▶ _EXERCISE MATERIALS_:
## start

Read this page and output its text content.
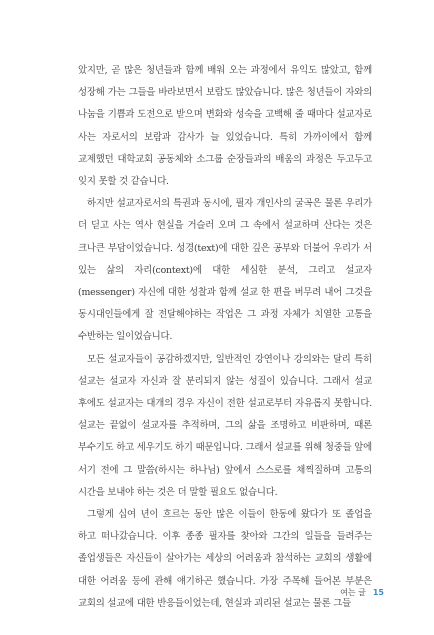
았지만, 곧 많은 청년들과 함께 배워 오는 과정에서 유익도 많았고, 함께 성장해 가는 그들을 바라보면서 보람도 많았습니다. 많은 청년들이 자와의 나눔을 기쁨과 도전으로 받으며 변화와 성숙을 고백해 줄 때마다 설교자로 사는 자로서의 보람과 감사가 늘 있었습니다. 특히 가까이에서 함께 교제했던 대학교회 공동체와 소그룹 순장들과의 배움의 과정은 두고두고 잊지 못할 것 같습니다.

하지만 설교자로서의 특권과 동시에, 필자 개인사의 굴곡은 물론 우리가 더 딛고 사는 역사 현실을 거슬러 오며 그 속에서 설교하며 산다는 것은 크나큰 부담이었습니다. 성경(text)에 대한 깊은 공부와 더불어 우리가 서 있는 삶의 자리(context)에 대한 세심한 분석, 그리고 설교자(messenger) 자신에 대한 성찰과 함께 설교 한 편을 버무려 내어 그것을 동시대인들에게 잘 전달해야하는 작업은 그 과정 자체가 치열한 고통을 수반하는 일이었습니다.

모든 설교자들이 공감하겠지만, 일반적인 강연이나 강의와는 달리 특히 설교는 설교자 자신과 잘 분리되지 않는 성질이 있습니다. 그래서 설교 후에도 설교자는 대개의 경우 자신이 전한 설교로부터 자유롭지 못합니다. 설교는 끝없이 설교자를 추적하며, 그의 삶을 조명하고 비판하며, 때론 부수기도 하고 세우기도 하기 때문입니다. 그래서 설교를 위해 청중들 앞에 서기 전에 그 말씀(하시는 하나님) 앞에서 스스로를 채찍질하며 고통의 시간을 보내야 하는 것은 더 말할 필요도 없습니다.

그렇게 십여 년이 흐르는 동안 많은 이들이 한동에 왔다가 또 졸업을 하고 떠나갔습니다. 이후 종종 필자를 찾아와 그간의 일들을 들려주는 졸업생들은 자신들이 살아가는 세상의 어려움과 참석하는 교회의 생활에 대한 어려움 등에 관해 얘기하곤 했습니다. 가장 주목해 들어본 부분은 교회의 설교에 대한 반응들이었는데, 현실과 괴리된 설교는 물론 그들

여는 글 15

## end

▶ _WHAT IS REQUIRED_: Identify and copy all lines with the word "text".

▶ _FINISHED ANSWER_:
Read this page and output its text content.
하지만 설교자로서의 특권과 동시에, 필자 개인사의 굴곡은 물론 우리가 더 딛고 사는 역사 현실을 거슬러 오며 그 속에서 설교하며 산다는 것은 크나큰 부담이었습니다. 성경(text)에 대한 깊은 공부와 더불어 우리가 서 있는 삶의 자리(context)에 대한 세심한 분석, 그리고 설교자(messenger) 자신에 대한 성찰과 함께 설교 한 편을 버무려 내어 그것을 동시대인들에게 잘 전달해야하는 작업은 그 과정 자체가 치열한 고통을 수반하는 일이었습니다.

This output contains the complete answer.